§ Set exercise
Repeat every record below exactly, leaving out the pictures.

§ Collected data

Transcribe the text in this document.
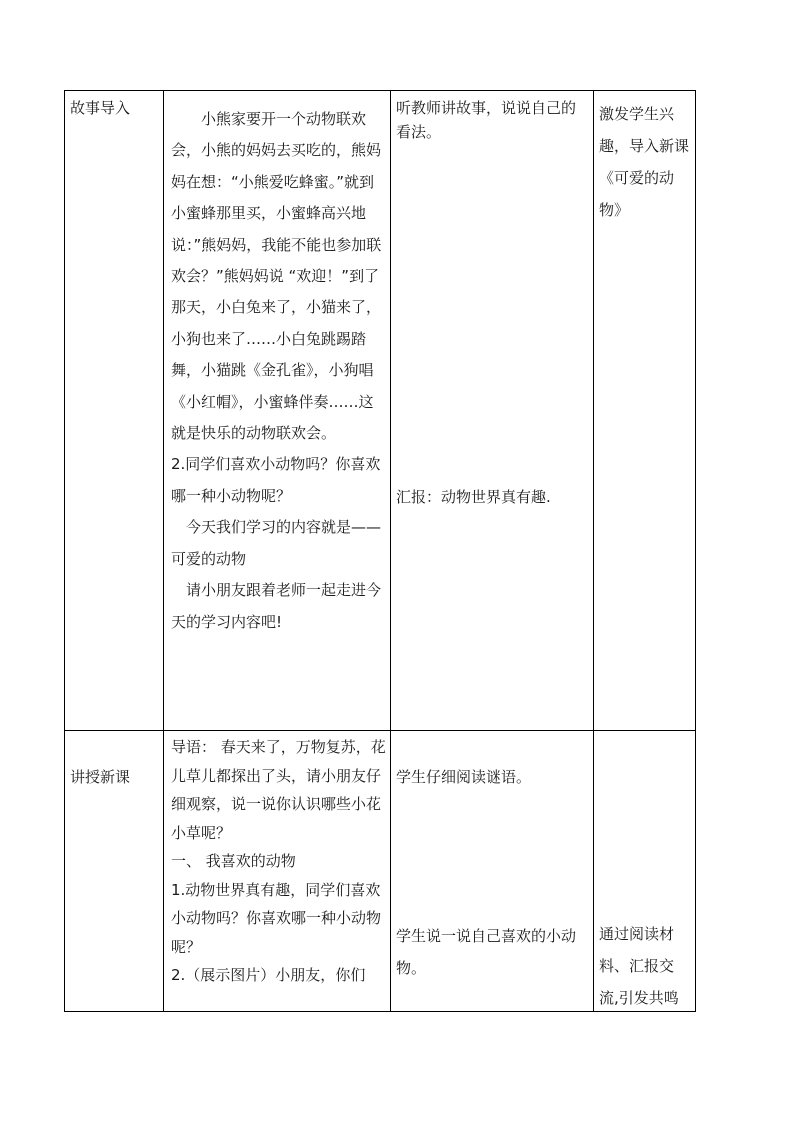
故事导入
　　小熊家要开一个动物联欢会，小熊的妈妈去买吃的，熊妈妈在想：“小熊爱吃蜂蜜。”就到小蜜蜂那里买，小蜜蜂高兴地说：”熊妈妈，我能不能也参加联欢会？”熊妈妈说 “欢迎！”到了那天，小白兔来了，小猫来了，小狗也来了……小白兔跳踢踏舞，小猫跳《金孔雀》，小狗唱《小红帽》，小蜜蜂伴奏……这就是快乐的动物联欢会。
2.同学们喜欢小动物吗？你喜欢哪一种小动物呢？
　今天我们学习的内容就是——可爱的动物
　请小朋友跟着老师一起走进今天的学习内容吧!
听教师讲故事，说说自己的看法。
汇报：动物世界真有趣.
激发学生兴趣，导入新课《可爱的动物》
讲授新课
导语： 春天来了，万物复苏，花儿草儿都探出了头，请小朋友仔细观察，说一说你认识哪些小花小草呢？
一、 我喜欢的动物
1.动物世界真有趣，同学们喜欢小动物吗？你喜欢哪一种小动物呢？
2.（展示图片）小朋友，你们
学生仔细阅读谜语。
学生说一说自己喜欢的小动物。
通过阅读材料、汇报交流,引发共鸣
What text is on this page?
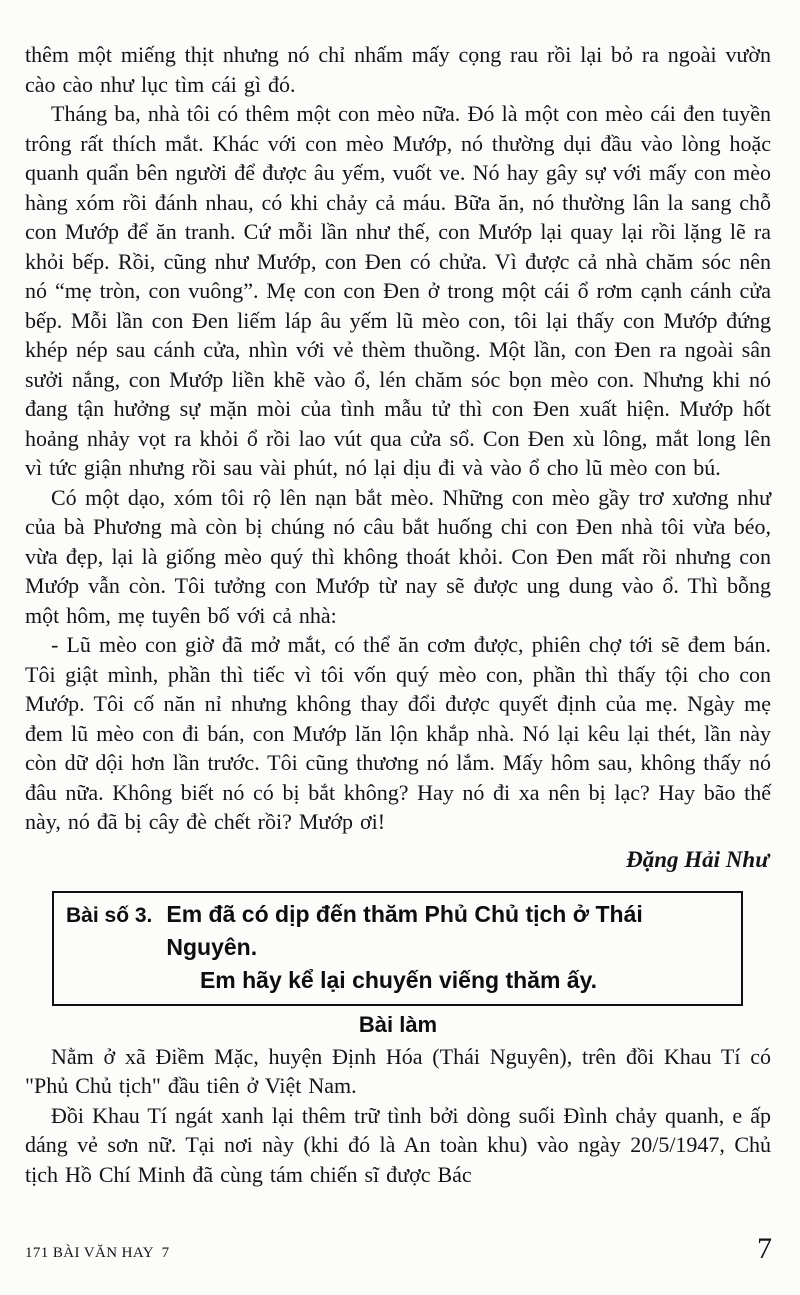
thêm một miếng thịt nhưng nó chỉ nhấm mấy cọng rau rồi lại bỏ ra ngoài vườn cào cào như lục tìm cái gì đó.

Tháng ba, nhà tôi có thêm một con mèo nữa. Đó là một con mèo cái đen tuyền trông rất thích mắt. Khác với con mèo Mướp, nó thường dụi đầu vào lòng hoặc quanh quẩn bên người để được âu yếm, vuốt ve. Nó hay gây sự với mấy con mèo hàng xóm rồi đánh nhau, có khi chảy cả máu. Bữa ăn, nó thường lân la sang chỗ con Mướp để ăn tranh. Cứ mỗi lần như thế, con Mướp lại quay lại rồi lặng lẽ ra khỏi bếp. Rồi, cũng như Mướp, con Đen có chửa. Vì được cả nhà chăm sóc nên nó “mẹ tròn, con vuông”. Mẹ con con Đen ở trong một cái ổ rơm cạnh cánh cửa bếp. Mỗi lần con Đen liếm láp âu yếm lũ mèo con, tôi lại thấy con Mướp đứng khép nép sau cánh cửa, nhìn với vẻ thèm thuồng. Một lần, con Đen ra ngoài sân sưởi nắng, con Mướp liền khẽ vào ổ, lén chăm sóc bọn mèo con. Nhưng khi nó đang tận hưởng sự mặn mòi của tình mẫu tử thì con Đen xuất hiện. Mướp hốt hoảng nhảy vọt ra khỏi ổ rồi lao vút qua cửa sổ. Con Đen xù lông, mắt long lên vì tức giận nhưng rồi sau vài phút, nó lại dịu đi và vào ổ cho lũ mèo con bú.

Có một dạo, xóm tôi rộ lên nạn bắt mèo. Những con mèo gầy trơ xương như của bà Phương mà còn bị chúng nó câu bắt huống chi con Đen nhà tôi vừa béo, vừa đẹp, lại là giống mèo quý thì không thoát khỏi. Con Đen mất rồi nhưng con Mướp vẫn còn. Tôi tưởng con Mướp từ nay sẽ được ung dung vào ổ. Thì bỗng một hôm, mẹ tuyên bố với cả nhà:

- Lũ mèo con giờ đã mở mắt, có thể ăn cơm được, phiên chợ tới sẽ đem bán. Tôi giật mình, phần thì tiếc vì tôi vốn quý mèo con, phần thì thấy tội cho con Mướp. Tôi cố năn nỉ nhưng không thay đổi được quyết định của mẹ. Ngày mẹ đem lũ mèo con đi bán, con Mướp lăn lộn khắp nhà. Nó lại kêu lại thét, lần này còn dữ dội hơn lần trước. Tôi cũng thương nó lắm. Mấy hôm sau, không thấy nó đâu nữa. Không biết nó có bị bắt không? Hay nó đi xa nên bị lạc? Hay bão thế này, nó đã bị cây đè chết rồi? Mướp ơi!

Đặng Hải Như

Bài số 3. Em đã có dịp đến thăm Phủ Chủ tịch ở Thái Nguyên.
Em hãy kể lại chuyến viếng thăm ấy.
Bài làm

Nằm ở xã Điềm Mặc, huyện Định Hóa (Thái Nguyên), trên đồi Khau Tí có "Phủ Chủ tịch" đầu tiên ở Việt Nam.

Đồi Khau Tí ngát xanh lại thêm trữ tình bởi dòng suối Đình chảy quanh, e ấp dáng vẻ sơn nữ. Tại nơi này (khi đó là An toàn khu) vào ngày 20/5/1947, Chủ tịch Hồ Chí Minh đã cùng tám chiến sĩ được Bác

171 BÀI VĂN HAY  7	7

§ Result for this task
Transcribe the text in this document.
故事导入
　　小熊家要开一个动物联欢会，小熊的妈妈去买吃的，熊妈妈在想：“小熊爱吃蜂蜜。”就到小蜜蜂那里买，小蜜蜂高兴地说：”熊妈妈，我能不能也参加联欢会？”熊妈妈说 “欢迎！”到了那天，小白兔来了，小猫来了，小狗也来了……小白兔跳踢踏舞，小猫跳《金孔雀》，小狗唱《小红帽》，小蜜蜂伴奏……这就是快乐的动物联欢会。
2.同学们喜欢小动物吗？你喜欢哪一种小动物呢？
　今天我们学习的内容就是——可爱的动物
　请小朋友跟着老师一起走进今天的学习内容吧!
听教师讲故事，说说自己的看法。
汇报：动物世界真有趣.
激发学生兴趣，导入新课《可爱的动物》
讲授新课
导语： 春天来了，万物复苏，花儿草儿都探出了头，请小朋友仔细观察，说一说你认识哪些小花小草呢？
一、 我喜欢的动物
1.动物世界真有趣，同学们喜欢小动物吗？你喜欢哪一种小动物呢？
2.（展示图片）小朋友，你们
学生仔细阅读谜语。
学生说一说自己喜欢的小动物。
通过阅读材料、汇报交流,引发共鸣
What text is on this page?
thêm một miếng thịt nhưng nó chỉ nhấm mấy cọng rau rồi lại bỏ ra ngoài vườn cào cào như lục tìm cái gì đó.

Tháng ba, nhà tôi có thêm một con mèo nữa. Đó là một con mèo cái đen tuyền trông rất thích mắt. Khác với con mèo Mướp, nó thường dụi đầu vào lòng hoặc quanh quẩn bên người để được âu yếm, vuốt ve. Nó hay gây sự với mấy con mèo hàng xóm rồi đánh nhau, có khi chảy cả máu. Bữa ăn, nó thường lân la sang chỗ con Mướp để ăn tranh. Cứ mỗi lần như thế, con Mướp lại quay lại rồi lặng lẽ ra khỏi bếp. Rồi, cũng như Mướp, con Đen có chửa. Vì được cả nhà chăm sóc nên nó “mẹ tròn, con vuông”. Mẹ con con Đen ở trong một cái ổ rơm cạnh cánh cửa bếp. Mỗi lần con Đen liếm láp âu yếm lũ mèo con, tôi lại thấy con Mướp đứng khép nép sau cánh cửa, nhìn với vẻ thèm thuồng. Một lần, con Đen ra ngoài sân sưởi nắng, con Mướp liền khẽ vào ổ, lén chăm sóc bọn mèo con. Nhưng khi nó đang tận hưởng sự mặn mòi của tình mẫu tử thì con Đen xuất hiện. Mướp hốt hoảng nhảy vọt ra khỏi ổ rồi lao vút qua cửa sổ. Con Đen xù lông, mắt long lên vì tức giận nhưng rồi sau vài phút, nó lại dịu đi và vào ổ cho lũ mèo con bú.

Có một dạo, xóm tôi rộ lên nạn bắt mèo. Những con mèo gầy trơ xương như của bà Phương mà còn bị chúng nó câu bắt huống chi con Đen nhà tôi vừa béo, vừa đẹp, lại là giống mèo quý thì không thoát khỏi. Con Đen mất rồi nhưng con Mướp vẫn còn. Tôi tưởng con Mướp từ nay sẽ được ung dung vào ổ. Thì bỗng một hôm, mẹ tuyên bố với cả nhà:

- Lũ mèo con giờ đã mở mắt, có thể ăn cơm được, phiên chợ tới sẽ đem bán. Tôi giật mình, phần thì tiếc vì tôi vốn quý mèo con, phần thì thấy tội cho con Mướp. Tôi cố năn nỉ nhưng không thay đổi được quyết định của mẹ. Ngày mẹ đem lũ mèo con đi bán, con Mướp lăn lộn khắp nhà. Nó lại kêu lại thét, lần này còn dữ dội hơn lần trước. Tôi cũng thương nó lắm. Mấy hôm sau, không thấy nó đâu nữa. Không biết nó có bị bắt không? Hay nó đi xa nên bị lạc? Hay bão thế này, nó đã bị cây đè chết rồi? Mướp ơi!

Đặng Hải Như

Bài số 3. Em đã có dịp đến thăm Phủ Chủ tịch ở Thái Nguyên.
Em hãy kể lại chuyến viếng thăm ấy.
Bài làm

Nằm ở xã Điềm Mặc, huyện Định Hóa (Thái Nguyên), trên đồi Khau Tí có "Phủ Chủ tịch" đầu tiên ở Việt Nam.

Đồi Khau Tí ngát xanh lại thêm trữ tình bởi dòng suối Đình chảy quanh, e ấp dáng vẻ sơn nữ. Tại nơi này (khi đó là An toàn khu) vào ngày 20/5/1947, Chủ tịch Hồ Chí Minh đã cùng tám chiến sĩ được Bác

171 BÀI VĂN HAY  7	7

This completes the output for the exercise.